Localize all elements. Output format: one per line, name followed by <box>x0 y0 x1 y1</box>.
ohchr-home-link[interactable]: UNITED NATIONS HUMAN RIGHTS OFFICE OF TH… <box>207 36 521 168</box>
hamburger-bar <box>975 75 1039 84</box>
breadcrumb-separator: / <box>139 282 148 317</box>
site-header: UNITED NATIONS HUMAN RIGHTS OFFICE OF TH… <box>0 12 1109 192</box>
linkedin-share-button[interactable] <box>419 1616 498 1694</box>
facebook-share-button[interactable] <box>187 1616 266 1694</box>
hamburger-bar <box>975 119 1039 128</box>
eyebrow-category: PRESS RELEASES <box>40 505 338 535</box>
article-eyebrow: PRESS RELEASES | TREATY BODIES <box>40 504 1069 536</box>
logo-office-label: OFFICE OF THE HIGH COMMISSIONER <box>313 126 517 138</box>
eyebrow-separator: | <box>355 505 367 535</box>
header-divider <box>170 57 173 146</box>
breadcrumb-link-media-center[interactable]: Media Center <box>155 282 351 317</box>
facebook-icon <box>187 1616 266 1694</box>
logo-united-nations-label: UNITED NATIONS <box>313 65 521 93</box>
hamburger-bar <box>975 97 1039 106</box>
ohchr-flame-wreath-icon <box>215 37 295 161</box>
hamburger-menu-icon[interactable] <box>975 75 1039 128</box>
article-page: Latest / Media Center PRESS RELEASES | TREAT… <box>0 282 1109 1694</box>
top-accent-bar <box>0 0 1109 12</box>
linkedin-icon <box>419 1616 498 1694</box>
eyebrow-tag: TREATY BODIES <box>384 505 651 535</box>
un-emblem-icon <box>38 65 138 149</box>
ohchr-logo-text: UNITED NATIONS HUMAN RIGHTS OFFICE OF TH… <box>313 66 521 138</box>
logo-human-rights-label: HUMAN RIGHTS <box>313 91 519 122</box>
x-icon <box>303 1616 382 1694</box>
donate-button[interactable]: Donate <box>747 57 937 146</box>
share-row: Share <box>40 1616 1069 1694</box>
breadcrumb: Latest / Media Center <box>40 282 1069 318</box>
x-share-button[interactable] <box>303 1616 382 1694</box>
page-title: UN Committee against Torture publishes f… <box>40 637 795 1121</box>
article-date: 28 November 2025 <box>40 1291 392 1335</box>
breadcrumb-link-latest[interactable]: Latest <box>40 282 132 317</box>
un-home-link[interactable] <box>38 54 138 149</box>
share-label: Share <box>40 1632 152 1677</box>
● ● ● ● ●
Reproduce every item above word for word, leaving each line unchanged.

Localize all elements. Output format: one per line, name followed by <box>x0 y0 x1 y1</box>.
ohchr-home-link[interactable]: UNITED NATIONS HUMAN RIGHTS OFFICE OF TH… <box>207 36 521 168</box>
hamburger-bar <box>975 75 1039 84</box>
breadcrumb-separator: / <box>139 282 148 317</box>
site-header: UNITED NATIONS HUMAN RIGHTS OFFICE OF TH… <box>0 12 1109 192</box>
linkedin-share-button[interactable] <box>419 1616 498 1694</box>
facebook-share-button[interactable] <box>187 1616 266 1694</box>
hamburger-bar <box>975 119 1039 128</box>
eyebrow-category: PRESS RELEASES <box>40 505 338 535</box>
article-eyebrow: PRESS RELEASES | TREATY BODIES <box>40 504 1069 536</box>
logo-office-label: OFFICE OF THE HIGH COMMISSIONER <box>313 126 517 138</box>
eyebrow-separator: | <box>355 505 367 535</box>
header-divider <box>170 57 173 146</box>
breadcrumb-link-media-center[interactable]: Media Center <box>155 282 351 317</box>
facebook-icon <box>187 1616 266 1694</box>
logo-united-nations-label: UNITED NATIONS <box>313 65 521 93</box>
hamburger-bar <box>975 97 1039 106</box>
ohchr-flame-wreath-icon <box>215 37 295 161</box>
hamburger-menu-icon[interactable] <box>975 75 1039 128</box>
article-page: Latest / Media Center PRESS RELEASES | TREAT… <box>0 282 1109 1694</box>
top-accent-bar <box>0 0 1109 12</box>
linkedin-icon <box>419 1616 498 1694</box>
eyebrow-tag: TREATY BODIES <box>384 505 651 535</box>
un-emblem-icon <box>38 65 138 149</box>
ohchr-logo-text: UNITED NATIONS HUMAN RIGHTS OFFICE OF TH… <box>313 66 521 138</box>
logo-human-rights-label: HUMAN RIGHTS <box>313 91 519 122</box>
x-icon <box>303 1616 382 1694</box>
donate-button[interactable]: Donate <box>747 57 937 146</box>
share-row: Share <box>40 1616 1069 1694</box>
breadcrumb: Latest / Media Center <box>40 282 1069 318</box>
x-share-button[interactable] <box>303 1616 382 1694</box>
page-title: UN Committee against Torture publishes f… <box>40 637 795 1121</box>
article-date: 28 November 2025 <box>40 1291 392 1335</box>
breadcrumb-link-latest[interactable]: Latest <box>40 282 132 317</box>
un-home-link[interactable] <box>38 54 138 149</box>
share-label: Share <box>40 1632 152 1677</box>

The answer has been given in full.